Data for the task:
------------------------------

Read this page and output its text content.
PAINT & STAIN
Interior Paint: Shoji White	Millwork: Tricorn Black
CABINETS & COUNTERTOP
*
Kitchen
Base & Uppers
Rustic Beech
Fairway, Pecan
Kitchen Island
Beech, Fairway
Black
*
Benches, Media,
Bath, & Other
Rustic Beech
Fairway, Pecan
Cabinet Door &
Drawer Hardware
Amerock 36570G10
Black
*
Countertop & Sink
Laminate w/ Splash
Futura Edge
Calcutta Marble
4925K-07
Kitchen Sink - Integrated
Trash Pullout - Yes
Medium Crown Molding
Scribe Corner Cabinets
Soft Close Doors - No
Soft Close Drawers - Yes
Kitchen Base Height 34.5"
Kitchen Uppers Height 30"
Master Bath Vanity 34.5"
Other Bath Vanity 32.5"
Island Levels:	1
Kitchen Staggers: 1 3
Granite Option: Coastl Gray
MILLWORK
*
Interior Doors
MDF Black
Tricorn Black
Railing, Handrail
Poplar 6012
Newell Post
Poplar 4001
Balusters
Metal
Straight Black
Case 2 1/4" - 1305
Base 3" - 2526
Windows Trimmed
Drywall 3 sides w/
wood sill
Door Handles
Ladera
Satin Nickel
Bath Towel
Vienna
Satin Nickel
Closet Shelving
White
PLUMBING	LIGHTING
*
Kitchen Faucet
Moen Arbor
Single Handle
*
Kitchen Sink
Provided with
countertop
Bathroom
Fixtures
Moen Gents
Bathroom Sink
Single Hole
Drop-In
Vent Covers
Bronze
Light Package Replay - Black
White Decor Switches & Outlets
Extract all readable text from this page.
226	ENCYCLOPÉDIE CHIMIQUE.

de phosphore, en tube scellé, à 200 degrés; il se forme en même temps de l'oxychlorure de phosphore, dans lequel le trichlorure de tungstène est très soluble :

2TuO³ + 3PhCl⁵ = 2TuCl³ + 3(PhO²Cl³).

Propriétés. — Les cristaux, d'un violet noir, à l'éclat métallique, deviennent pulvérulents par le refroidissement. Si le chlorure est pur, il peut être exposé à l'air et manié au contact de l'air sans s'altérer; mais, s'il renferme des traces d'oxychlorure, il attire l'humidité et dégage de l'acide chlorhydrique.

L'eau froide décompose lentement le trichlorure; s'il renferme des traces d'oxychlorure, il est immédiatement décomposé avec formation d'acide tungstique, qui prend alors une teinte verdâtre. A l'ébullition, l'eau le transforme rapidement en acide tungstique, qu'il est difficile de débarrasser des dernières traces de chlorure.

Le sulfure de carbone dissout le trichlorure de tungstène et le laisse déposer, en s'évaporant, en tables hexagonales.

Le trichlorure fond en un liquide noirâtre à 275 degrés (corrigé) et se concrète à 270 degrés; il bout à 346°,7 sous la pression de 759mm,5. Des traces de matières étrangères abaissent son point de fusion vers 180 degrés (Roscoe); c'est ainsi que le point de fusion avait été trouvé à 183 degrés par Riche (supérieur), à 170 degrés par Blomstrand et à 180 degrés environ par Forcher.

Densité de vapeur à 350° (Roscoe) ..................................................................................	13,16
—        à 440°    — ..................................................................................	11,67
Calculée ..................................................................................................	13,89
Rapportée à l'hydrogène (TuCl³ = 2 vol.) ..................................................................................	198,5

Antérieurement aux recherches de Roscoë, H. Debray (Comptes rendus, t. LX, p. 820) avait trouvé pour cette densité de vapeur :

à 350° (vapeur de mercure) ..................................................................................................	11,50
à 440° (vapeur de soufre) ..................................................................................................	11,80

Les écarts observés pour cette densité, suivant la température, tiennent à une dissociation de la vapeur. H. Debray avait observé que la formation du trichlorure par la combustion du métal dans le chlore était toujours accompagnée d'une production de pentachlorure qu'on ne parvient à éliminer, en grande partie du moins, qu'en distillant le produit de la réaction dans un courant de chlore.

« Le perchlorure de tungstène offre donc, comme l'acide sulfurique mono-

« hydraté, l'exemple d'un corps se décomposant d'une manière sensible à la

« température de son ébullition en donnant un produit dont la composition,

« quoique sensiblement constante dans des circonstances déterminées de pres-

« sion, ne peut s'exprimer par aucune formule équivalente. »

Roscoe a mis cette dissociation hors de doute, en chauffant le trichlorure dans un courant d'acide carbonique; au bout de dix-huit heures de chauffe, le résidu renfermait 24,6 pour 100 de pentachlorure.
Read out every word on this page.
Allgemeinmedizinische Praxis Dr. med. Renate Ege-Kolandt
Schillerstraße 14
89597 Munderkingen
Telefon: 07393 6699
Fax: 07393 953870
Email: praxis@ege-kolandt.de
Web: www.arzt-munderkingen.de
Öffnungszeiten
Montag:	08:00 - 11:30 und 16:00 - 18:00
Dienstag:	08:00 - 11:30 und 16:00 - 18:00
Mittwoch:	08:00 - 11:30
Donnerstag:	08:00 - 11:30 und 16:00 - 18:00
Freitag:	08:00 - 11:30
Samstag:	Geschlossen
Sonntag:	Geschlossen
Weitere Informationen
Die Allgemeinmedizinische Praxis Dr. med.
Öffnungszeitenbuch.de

------------------------------

Aim of the exercise: Return a copy of every line that includes the word "Geschlossen".

Final result:
Samstag:	Geschlossen
Sonntag:	Geschlossen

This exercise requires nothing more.